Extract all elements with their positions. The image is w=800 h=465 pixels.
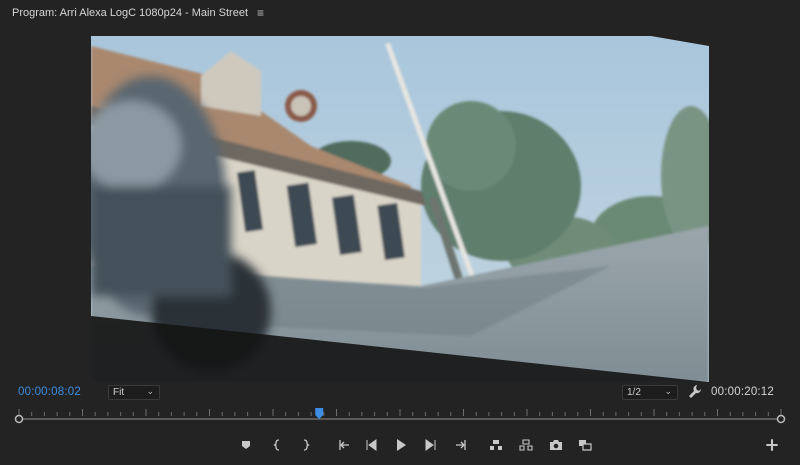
comparison-view-icon bbox=[579, 440, 592, 451]
step-back-button[interactable] bbox=[362, 434, 384, 456]
video-frame bbox=[91, 36, 709, 382]
step-back-icon bbox=[366, 439, 377, 451]
extract-icon bbox=[519, 439, 533, 451]
play-icon bbox=[397, 439, 406, 451]
marker-icon bbox=[242, 441, 250, 449]
lift-button[interactable] bbox=[485, 434, 507, 456]
mark-out-button[interactable] bbox=[295, 434, 317, 456]
hamburger-menu-icon[interactable]: ≡ bbox=[257, 6, 264, 20]
playhead[interactable] bbox=[315, 408, 324, 419]
add-marker-button[interactable] bbox=[236, 434, 258, 456]
chevron-down-icon: ⌄ bbox=[664, 386, 672, 396]
step-forward-icon bbox=[425, 439, 436, 451]
go-to-out-button[interactable] bbox=[450, 434, 472, 456]
mark-in-icon bbox=[273, 439, 280, 451]
mark-in-button[interactable] bbox=[268, 434, 290, 456]
extract-button[interactable] bbox=[515, 434, 537, 456]
playback-resolution-value: 1/2 bbox=[627, 387, 641, 398]
chevron-down-icon: ⌄ bbox=[146, 386, 154, 396]
duration-timecode: 00:00:20:12 bbox=[711, 386, 774, 398]
current-timecode[interactable]: 00:00:08:02 bbox=[18, 386, 81, 398]
lift-icon bbox=[490, 440, 502, 450]
mark-out-icon bbox=[303, 439, 310, 451]
go-to-out-icon bbox=[456, 440, 466, 450]
go-to-in-icon bbox=[339, 440, 349, 450]
zoom-level-value: Fit bbox=[113, 387, 125, 398]
go-to-in-button[interactable] bbox=[333, 434, 355, 456]
play-button[interactable] bbox=[390, 434, 412, 456]
plus-icon bbox=[766, 439, 778, 451]
zoom-level-select[interactable]: Fit ⌄ bbox=[108, 385, 160, 400]
program-monitor bbox=[0, 24, 800, 382]
comparison-view-button[interactable] bbox=[574, 434, 596, 456]
playback-resolution-select[interactable]: 1/2 ⌄ bbox=[622, 385, 678, 400]
camera-icon bbox=[550, 440, 562, 450]
zoom-end-handle[interactable] bbox=[776, 414, 786, 424]
export-frame-button[interactable] bbox=[545, 434, 567, 456]
wrench-icon[interactable] bbox=[688, 384, 702, 400]
zoom-start-handle[interactable] bbox=[14, 414, 24, 424]
panel-header: Program: Arri Alexa LogC 1080p24 - Main … bbox=[12, 5, 264, 21]
step-forward-button[interactable] bbox=[420, 434, 442, 456]
button-editor-button[interactable] bbox=[764, 437, 780, 453]
time-ruler[interactable] bbox=[13, 406, 787, 424]
panel-title: Program: Arri Alexa LogC 1080p24 - Main … bbox=[12, 7, 249, 19]
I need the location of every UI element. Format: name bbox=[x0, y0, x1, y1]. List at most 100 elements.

= = = = =

_PROBLEM STATEMENT_
Copy out the records above line for line, without any changes, and leave out the pictures.

_ANSWER TO THE PROBLEM_
Extract all elements with their positions. The image is w=800 h=465 pixels.
comparison-view-icon bbox=[579, 440, 592, 451]
step-back-button[interactable] bbox=[362, 434, 384, 456]
video-frame bbox=[91, 36, 709, 382]
step-back-icon bbox=[366, 439, 377, 451]
extract-icon bbox=[519, 439, 533, 451]
play-icon bbox=[397, 439, 406, 451]
marker-icon bbox=[242, 441, 250, 449]
lift-button[interactable] bbox=[485, 434, 507, 456]
mark-out-button[interactable] bbox=[295, 434, 317, 456]
hamburger-menu-icon[interactable]: ≡ bbox=[257, 6, 264, 20]
playhead[interactable] bbox=[315, 408, 324, 419]
add-marker-button[interactable] bbox=[236, 434, 258, 456]
chevron-down-icon: ⌄ bbox=[664, 386, 672, 396]
step-forward-icon bbox=[425, 439, 436, 451]
go-to-out-button[interactable] bbox=[450, 434, 472, 456]
mark-in-icon bbox=[273, 439, 280, 451]
mark-in-button[interactable] bbox=[268, 434, 290, 456]
extract-button[interactable] bbox=[515, 434, 537, 456]
playback-resolution-value: 1/2 bbox=[627, 387, 641, 398]
chevron-down-icon: ⌄ bbox=[146, 386, 154, 396]
duration-timecode: 00:00:20:12 bbox=[711, 386, 774, 398]
current-timecode[interactable]: 00:00:08:02 bbox=[18, 386, 81, 398]
lift-icon bbox=[490, 440, 502, 450]
mark-out-icon bbox=[303, 439, 310, 451]
go-to-out-icon bbox=[456, 440, 466, 450]
go-to-in-icon bbox=[339, 440, 349, 450]
zoom-level-value: Fit bbox=[113, 387, 125, 398]
go-to-in-button[interactable] bbox=[333, 434, 355, 456]
play-button[interactable] bbox=[390, 434, 412, 456]
plus-icon bbox=[766, 439, 778, 451]
zoom-level-select[interactable]: Fit ⌄ bbox=[108, 385, 160, 400]
program-monitor bbox=[0, 24, 800, 382]
comparison-view-button[interactable] bbox=[574, 434, 596, 456]
playback-resolution-select[interactable]: 1/2 ⌄ bbox=[622, 385, 678, 400]
camera-icon bbox=[550, 440, 562, 450]
zoom-end-handle[interactable] bbox=[776, 414, 786, 424]
export-frame-button[interactable] bbox=[545, 434, 567, 456]
wrench-icon[interactable] bbox=[688, 384, 702, 400]
zoom-start-handle[interactable] bbox=[14, 414, 24, 424]
panel-header: Program: Arri Alexa LogC 1080p24 - Main … bbox=[12, 5, 264, 21]
step-forward-button[interactable] bbox=[420, 434, 442, 456]
button-editor-button[interactable] bbox=[764, 437, 780, 453]
time-ruler[interactable] bbox=[13, 406, 787, 424]
panel-title: Program: Arri Alexa LogC 1080p24 - Main … bbox=[12, 7, 249, 19]
I need the location of every UI element. Format: name bbox=[x0, y0, x1, y1]. List at most 100 elements.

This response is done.